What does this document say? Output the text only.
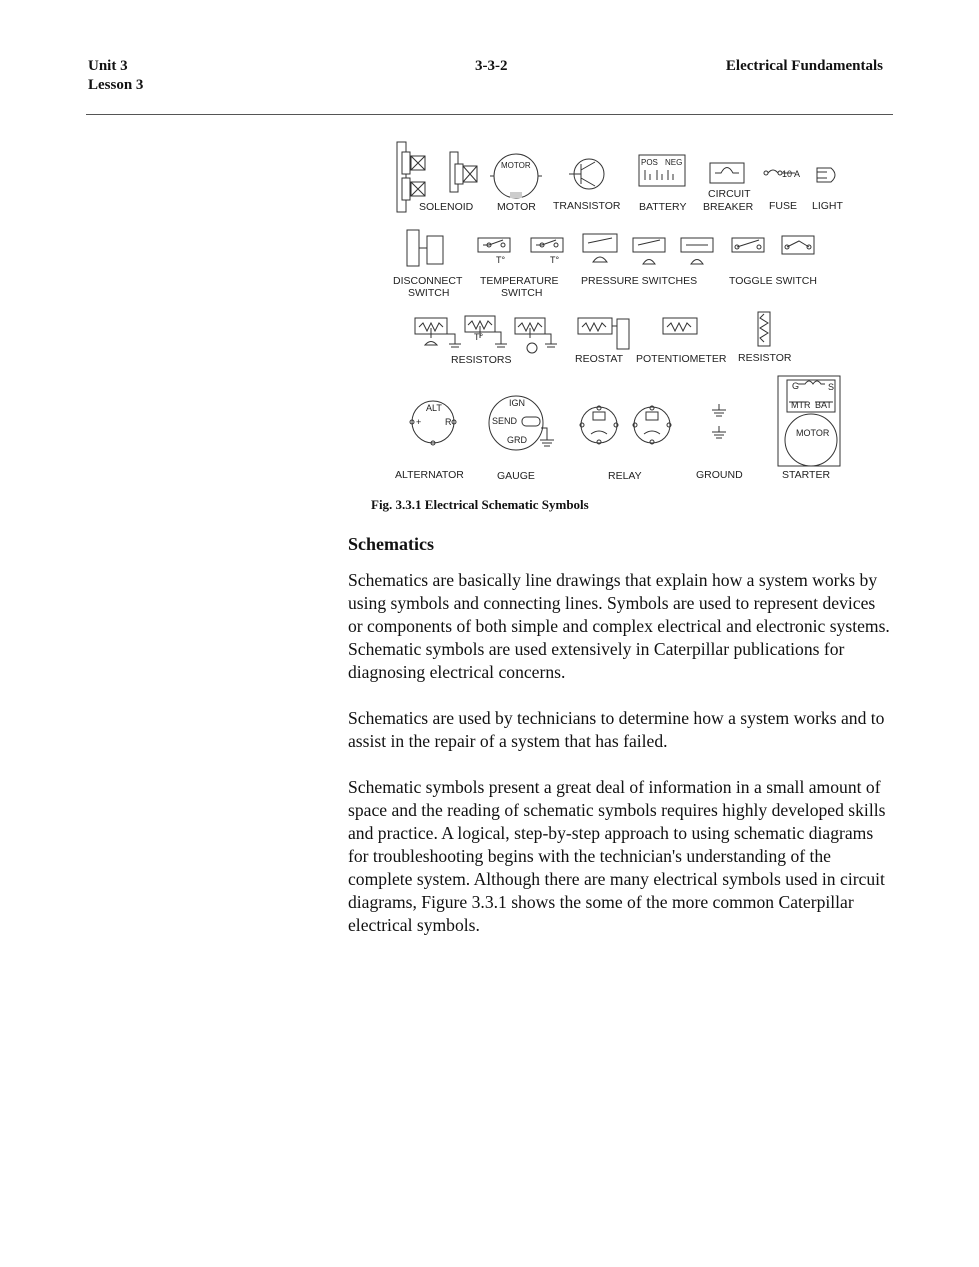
Unit 3
Lesson 3
3-3-2	Electrical Fundamentals
MOTOR	POS NEG
10 A
SOLENOID MOTOR TRANSISTOR BATTERY
CIRCUIT
BREAKER FUSE LIGHT
T°	T°
DISCONNECT
SWITCH
TEMPERATURE
SWITCH
PRESSURE SWITCHES	TOGGLE SWITCH
T°
RESISTORS	REOSTAT POTENTIOMETER RESISTOR
ALT
+	R
IGN
SEND
GRD
G	S
MTR BAT
MOTOR
ALTERNATOR	GAUGE	RELAY	GROUND	STARTER
Fig. 3.3.1 Electrical Schematic Symbols
Schematics

Schematics are basically line drawings that explain how a system works by using symbols and connecting lines. Symbols are used to represent devices or components of both simple and complex electrical and electronic systems. Schematic symbols are used extensively in Caterpillar publications for diagnosing electrical concerns.

Schematics are used by technicians to determine how a system works and to assist in the repair of a system that has failed.

Schematic symbols present a great deal of information in a small amount of space and the reading of schematic symbols requires highly developed skills and practice. A logical, step-by-step approach to using schematic diagrams for troubleshooting begins with the technician's understanding of the complete system. Although there are many electrical symbols used in circuit diagrams, Figure 3.3.1 shows the some of the more common Caterpillar electrical symbols.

• • • •

Write out the listing word for word, omitting the pictures it holds.

What does this document say? Output the text only.
Unit 3
Lesson 3
3-3-2	Electrical Fundamentals
MOTOR	POS NEG
10 A
SOLENOID MOTOR TRANSISTOR BATTERY
CIRCUIT
BREAKER FUSE LIGHT
T°	T°
DISCONNECT
SWITCH
TEMPERATURE
SWITCH
PRESSURE SWITCHES	TOGGLE SWITCH
T°
RESISTORS	REOSTAT POTENTIOMETER RESISTOR
ALT
+	R
IGN
SEND
GRD
G	S
MTR BAT
MOTOR
ALTERNATOR	GAUGE	RELAY	GROUND	STARTER
Fig. 3.3.1 Electrical Schematic Symbols
Schematics

Schematics are basically line drawings that explain how a system works by using symbols and connecting lines. Symbols are used to represent devices or components of both simple and complex electrical and electronic systems. Schematic symbols are used extensively in Caterpillar publications for diagnosing electrical concerns.

Schematics are used by technicians to determine how a system works and to assist in the repair of a system that has failed.

Schematic symbols present a great deal of information in a small amount of space and the reading of schematic symbols requires highly developed skills and practice. A logical, step-by-step approach to using schematic diagrams for troubleshooting begins with the technician's understanding of the complete system. Although there are many electrical symbols used in circuit diagrams, Figure 3.3.1 shows the some of the more common Caterpillar electrical symbols.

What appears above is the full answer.